▶ _Given records_:
● ● ●

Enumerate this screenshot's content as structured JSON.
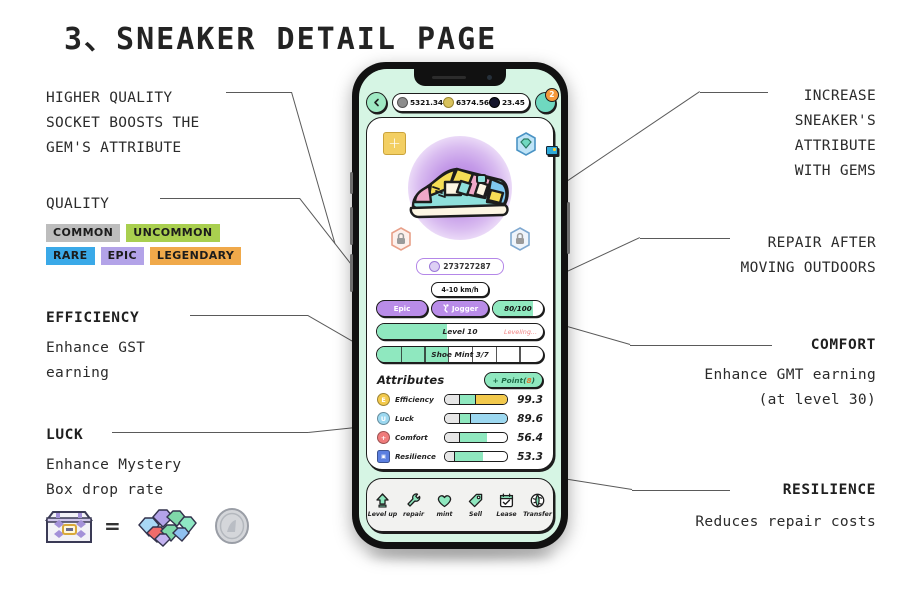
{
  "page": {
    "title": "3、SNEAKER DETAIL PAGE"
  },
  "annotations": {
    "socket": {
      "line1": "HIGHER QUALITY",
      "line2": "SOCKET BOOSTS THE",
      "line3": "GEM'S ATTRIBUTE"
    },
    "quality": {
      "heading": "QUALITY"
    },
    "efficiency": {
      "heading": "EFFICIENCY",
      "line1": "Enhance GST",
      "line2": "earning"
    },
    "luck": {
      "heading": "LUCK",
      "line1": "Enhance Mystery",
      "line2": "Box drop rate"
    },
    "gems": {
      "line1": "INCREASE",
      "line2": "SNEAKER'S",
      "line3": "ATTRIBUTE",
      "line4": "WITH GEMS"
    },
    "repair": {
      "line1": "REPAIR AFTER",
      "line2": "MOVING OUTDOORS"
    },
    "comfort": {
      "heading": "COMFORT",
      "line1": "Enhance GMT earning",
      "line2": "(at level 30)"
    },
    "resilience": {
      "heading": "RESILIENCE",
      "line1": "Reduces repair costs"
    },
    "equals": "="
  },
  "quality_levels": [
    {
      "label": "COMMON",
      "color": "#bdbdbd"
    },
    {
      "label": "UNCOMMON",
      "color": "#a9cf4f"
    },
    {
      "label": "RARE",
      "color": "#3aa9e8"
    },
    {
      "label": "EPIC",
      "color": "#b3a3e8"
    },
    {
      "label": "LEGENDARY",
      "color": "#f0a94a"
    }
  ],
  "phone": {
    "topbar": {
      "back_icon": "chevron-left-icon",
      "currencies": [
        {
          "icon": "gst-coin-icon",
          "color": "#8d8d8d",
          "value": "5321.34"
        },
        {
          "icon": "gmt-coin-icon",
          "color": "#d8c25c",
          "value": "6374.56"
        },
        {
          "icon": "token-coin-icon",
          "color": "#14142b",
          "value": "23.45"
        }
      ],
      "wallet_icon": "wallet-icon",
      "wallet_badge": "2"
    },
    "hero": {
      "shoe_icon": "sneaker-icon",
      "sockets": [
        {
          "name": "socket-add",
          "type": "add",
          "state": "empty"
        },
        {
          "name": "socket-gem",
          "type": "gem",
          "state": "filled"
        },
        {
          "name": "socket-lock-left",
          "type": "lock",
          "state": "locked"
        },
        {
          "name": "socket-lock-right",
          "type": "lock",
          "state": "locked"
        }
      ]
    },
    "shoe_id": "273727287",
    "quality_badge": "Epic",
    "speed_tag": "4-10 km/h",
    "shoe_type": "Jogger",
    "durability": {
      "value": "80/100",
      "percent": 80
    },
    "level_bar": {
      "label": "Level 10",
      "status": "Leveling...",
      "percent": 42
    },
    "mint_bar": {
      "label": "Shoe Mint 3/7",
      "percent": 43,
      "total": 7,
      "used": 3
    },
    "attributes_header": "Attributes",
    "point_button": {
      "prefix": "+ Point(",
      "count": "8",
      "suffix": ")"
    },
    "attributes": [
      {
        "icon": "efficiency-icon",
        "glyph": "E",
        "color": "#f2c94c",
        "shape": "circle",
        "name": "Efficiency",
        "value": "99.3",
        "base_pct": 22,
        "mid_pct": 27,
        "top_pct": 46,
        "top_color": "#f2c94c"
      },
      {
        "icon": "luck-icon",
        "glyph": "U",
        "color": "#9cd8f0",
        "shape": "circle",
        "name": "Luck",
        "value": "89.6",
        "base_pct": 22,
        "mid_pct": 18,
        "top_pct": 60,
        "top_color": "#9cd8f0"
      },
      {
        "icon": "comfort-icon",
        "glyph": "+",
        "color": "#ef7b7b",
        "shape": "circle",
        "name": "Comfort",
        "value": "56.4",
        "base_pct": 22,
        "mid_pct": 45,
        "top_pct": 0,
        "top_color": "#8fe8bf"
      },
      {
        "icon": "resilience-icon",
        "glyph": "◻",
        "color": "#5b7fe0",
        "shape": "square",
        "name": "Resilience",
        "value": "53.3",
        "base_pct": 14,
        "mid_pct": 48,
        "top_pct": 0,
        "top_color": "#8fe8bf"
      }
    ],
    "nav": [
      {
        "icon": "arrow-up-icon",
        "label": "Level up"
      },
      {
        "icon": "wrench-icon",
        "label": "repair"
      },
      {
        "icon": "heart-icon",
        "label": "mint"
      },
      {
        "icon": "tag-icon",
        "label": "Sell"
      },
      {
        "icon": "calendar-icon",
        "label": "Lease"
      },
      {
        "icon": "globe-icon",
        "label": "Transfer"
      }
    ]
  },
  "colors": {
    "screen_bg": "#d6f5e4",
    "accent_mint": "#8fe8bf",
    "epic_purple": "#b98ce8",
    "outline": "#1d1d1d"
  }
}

● ● ●

▶ _Directions_:
Reproduce all of the data exactly; the pictures do not belong in the copy.

▶ _Exercise solution_:
Enumerate this screenshot's content as structured JSON.
{
  "page": {
    "title": "3、SNEAKER DETAIL PAGE"
  },
  "annotations": {
    "socket": {
      "line1": "HIGHER QUALITY",
      "line2": "SOCKET BOOSTS THE",
      "line3": "GEM'S ATTRIBUTE"
    },
    "quality": {
      "heading": "QUALITY"
    },
    "efficiency": {
      "heading": "EFFICIENCY",
      "line1": "Enhance GST",
      "line2": "earning"
    },
    "luck": {
      "heading": "LUCK",
      "line1": "Enhance Mystery",
      "line2": "Box drop rate"
    },
    "gems": {
      "line1": "INCREASE",
      "line2": "SNEAKER'S",
      "line3": "ATTRIBUTE",
      "line4": "WITH GEMS"
    },
    "repair": {
      "line1": "REPAIR AFTER",
      "line2": "MOVING OUTDOORS"
    },
    "comfort": {
      "heading": "COMFORT",
      "line1": "Enhance GMT earning",
      "line2": "(at level 30)"
    },
    "resilience": {
      "heading": "RESILIENCE",
      "line1": "Reduces repair costs"
    },
    "equals": "="
  },
  "quality_levels": [
    {
      "label": "COMMON",
      "color": "#bdbdbd"
    },
    {
      "label": "UNCOMMON",
      "color": "#a9cf4f"
    },
    {
      "label": "RARE",
      "color": "#3aa9e8"
    },
    {
      "label": "EPIC",
      "color": "#b3a3e8"
    },
    {
      "label": "LEGENDARY",
      "color": "#f0a94a"
    }
  ],
  "phone": {
    "topbar": {
      "back_icon": "chevron-left-icon",
      "currencies": [
        {
          "icon": "gst-coin-icon",
          "color": "#8d8d8d",
          "value": "5321.34"
        },
        {
          "icon": "gmt-coin-icon",
          "color": "#d8c25c",
          "value": "6374.56"
        },
        {
          "icon": "token-coin-icon",
          "color": "#14142b",
          "value": "23.45"
        }
      ],
      "wallet_icon": "wallet-icon",
      "wallet_badge": "2"
    },
    "hero": {
      "shoe_icon": "sneaker-icon",
      "sockets": [
        {
          "name": "socket-add",
          "type": "add",
          "state": "empty"
        },
        {
          "name": "socket-gem",
          "type": "gem",
          "state": "filled"
        },
        {
          "name": "socket-lock-left",
          "type": "lock",
          "state": "locked"
        },
        {
          "name": "socket-lock-right",
          "type": "lock",
          "state": "locked"
        }
      ]
    },
    "shoe_id": "273727287",
    "quality_badge": "Epic",
    "speed_tag": "4-10 km/h",
    "shoe_type": "Jogger",
    "durability": {
      "value": "80/100",
      "percent": 80
    },
    "level_bar": {
      "label": "Level 10",
      "status": "Leveling...",
      "percent": 42
    },
    "mint_bar": {
      "label": "Shoe Mint 3/7",
      "percent": 43,
      "total": 7,
      "used": 3
    },
    "attributes_header": "Attributes",
    "point_button": {
      "prefix": "+ Point(",
      "count": "8",
      "suffix": ")"
    },
    "attributes": [
      {
        "icon": "efficiency-icon",
        "glyph": "E",
        "color": "#f2c94c",
        "shape": "circle",
        "name": "Efficiency",
        "value": "99.3",
        "base_pct": 22,
        "mid_pct": 27,
        "top_pct": 46,
        "top_color": "#f2c94c"
      },
      {
        "icon": "luck-icon",
        "glyph": "U",
        "color": "#9cd8f0",
        "shape": "circle",
        "name": "Luck",
        "value": "89.6",
        "base_pct": 22,
        "mid_pct": 18,
        "top_pct": 60,
        "top_color": "#9cd8f0"
      },
      {
        "icon": "comfort-icon",
        "glyph": "+",
        "color": "#ef7b7b",
        "shape": "circle",
        "name": "Comfort",
        "value": "56.4",
        "base_pct": 22,
        "mid_pct": 45,
        "top_pct": 0,
        "top_color": "#8fe8bf"
      },
      {
        "icon": "resilience-icon",
        "glyph": "◻",
        "color": "#5b7fe0",
        "shape": "square",
        "name": "Resilience",
        "value": "53.3",
        "base_pct": 14,
        "mid_pct": 48,
        "top_pct": 0,
        "top_color": "#8fe8bf"
      }
    ],
    "nav": [
      {
        "icon": "arrow-up-icon",
        "label": "Level up"
      },
      {
        "icon": "wrench-icon",
        "label": "repair"
      },
      {
        "icon": "heart-icon",
        "label": "mint"
      },
      {
        "icon": "tag-icon",
        "label": "Sell"
      },
      {
        "icon": "calendar-icon",
        "label": "Lease"
      },
      {
        "icon": "globe-icon",
        "label": "Transfer"
      }
    ]
  },
  "colors": {
    "screen_bg": "#d6f5e4",
    "accent_mint": "#8fe8bf",
    "epic_purple": "#b98ce8",
    "outline": "#1d1d1d"
  }
}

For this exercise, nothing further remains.